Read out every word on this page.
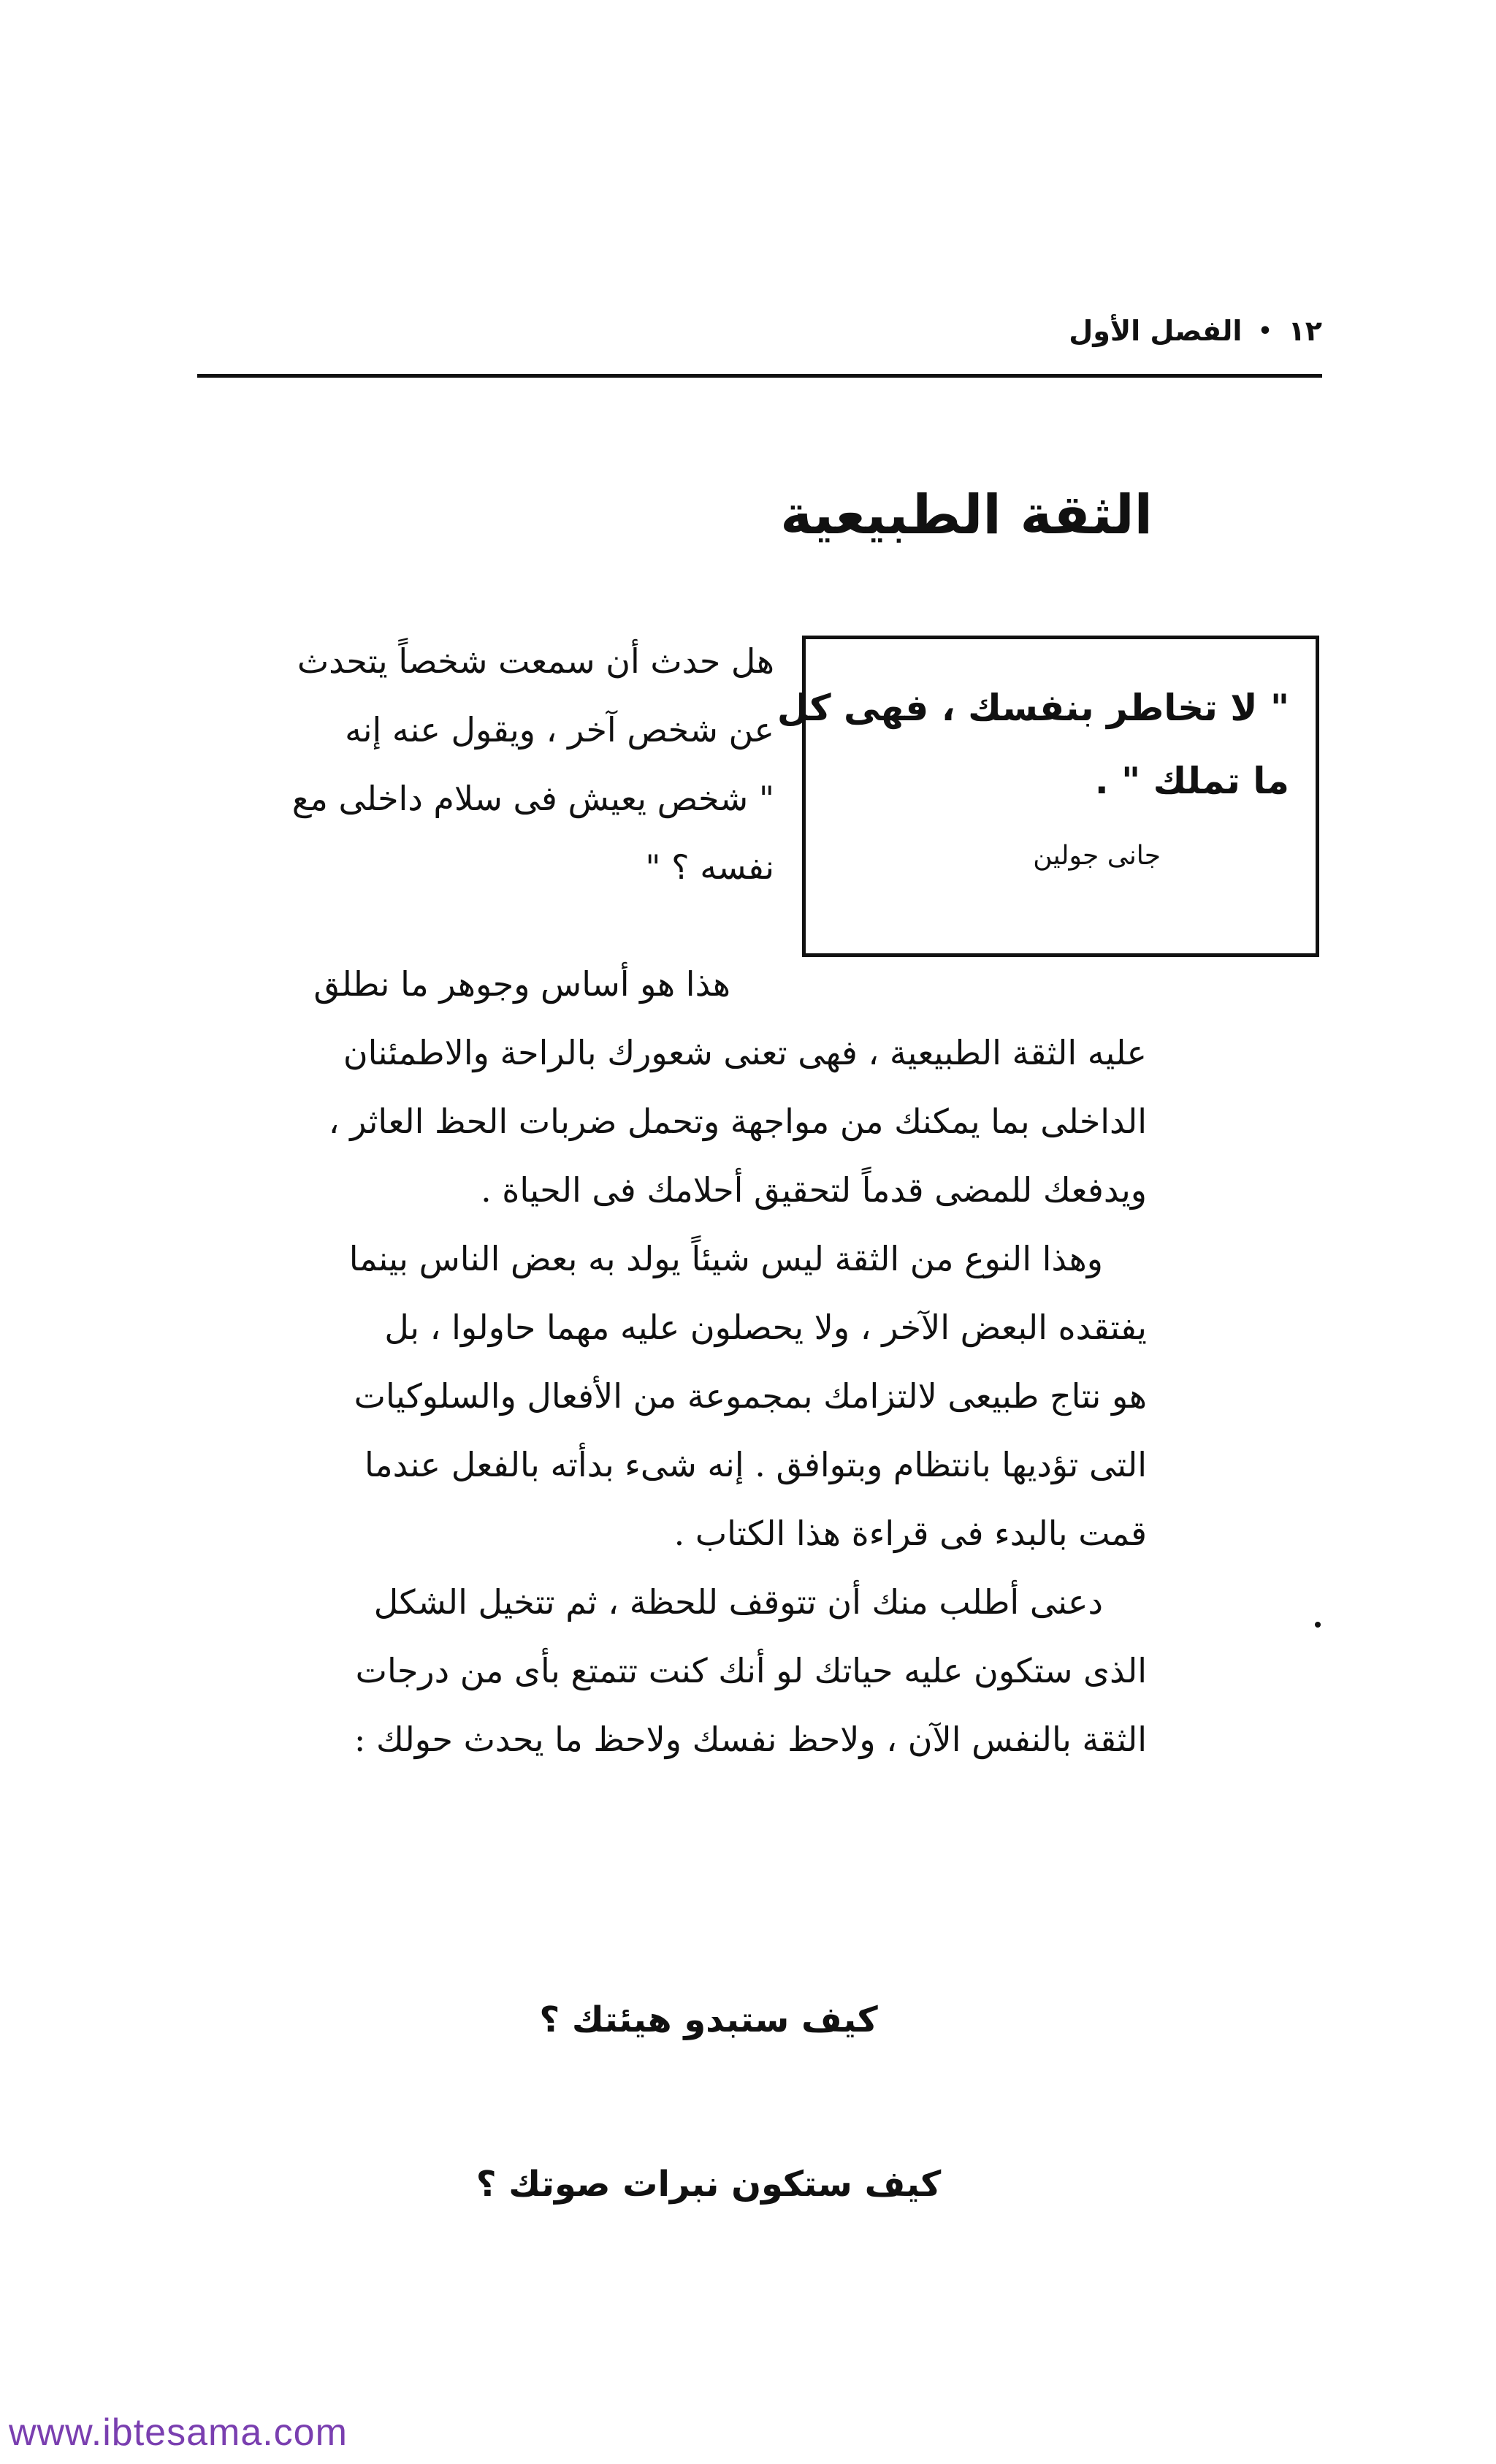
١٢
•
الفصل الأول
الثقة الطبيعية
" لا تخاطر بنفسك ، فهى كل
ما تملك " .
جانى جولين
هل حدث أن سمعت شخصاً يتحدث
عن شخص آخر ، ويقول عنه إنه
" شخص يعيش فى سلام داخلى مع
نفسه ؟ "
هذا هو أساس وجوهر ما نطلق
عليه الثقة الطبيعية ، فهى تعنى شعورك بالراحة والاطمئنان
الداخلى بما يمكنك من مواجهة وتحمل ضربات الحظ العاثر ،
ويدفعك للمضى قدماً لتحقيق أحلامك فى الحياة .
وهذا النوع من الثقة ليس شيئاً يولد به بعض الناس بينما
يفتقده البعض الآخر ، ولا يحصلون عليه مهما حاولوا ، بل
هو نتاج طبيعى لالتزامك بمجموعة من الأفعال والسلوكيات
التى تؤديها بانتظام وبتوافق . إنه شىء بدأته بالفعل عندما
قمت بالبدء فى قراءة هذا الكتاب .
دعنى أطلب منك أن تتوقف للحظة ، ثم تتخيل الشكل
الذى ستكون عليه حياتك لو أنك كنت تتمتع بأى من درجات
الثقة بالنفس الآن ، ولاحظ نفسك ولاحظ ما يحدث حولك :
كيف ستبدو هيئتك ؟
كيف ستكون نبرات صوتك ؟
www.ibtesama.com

────────────────────────────────────────

Quote each record exactly as it stands, minus the pictures.

Read out every word on this page.
١٢
•
الفصل الأول
الثقة الطبيعية
" لا تخاطر بنفسك ، فهى كل
ما تملك " .
جانى جولين
هل حدث أن سمعت شخصاً يتحدث
عن شخص آخر ، ويقول عنه إنه
" شخص يعيش فى سلام داخلى مع
نفسه ؟ "
هذا هو أساس وجوهر ما نطلق
عليه الثقة الطبيعية ، فهى تعنى شعورك بالراحة والاطمئنان
الداخلى بما يمكنك من مواجهة وتحمل ضربات الحظ العاثر ،
ويدفعك للمضى قدماً لتحقيق أحلامك فى الحياة .
وهذا النوع من الثقة ليس شيئاً يولد به بعض الناس بينما
يفتقده البعض الآخر ، ولا يحصلون عليه مهما حاولوا ، بل
هو نتاج طبيعى لالتزامك بمجموعة من الأفعال والسلوكيات
التى تؤديها بانتظام وبتوافق . إنه شىء بدأته بالفعل عندما
قمت بالبدء فى قراءة هذا الكتاب .
دعنى أطلب منك أن تتوقف للحظة ، ثم تتخيل الشكل
الذى ستكون عليه حياتك لو أنك كنت تتمتع بأى من درجات
الثقة بالنفس الآن ، ولاحظ نفسك ولاحظ ما يحدث حولك :
كيف ستبدو هيئتك ؟
كيف ستكون نبرات صوتك ؟
www.ibtesama.com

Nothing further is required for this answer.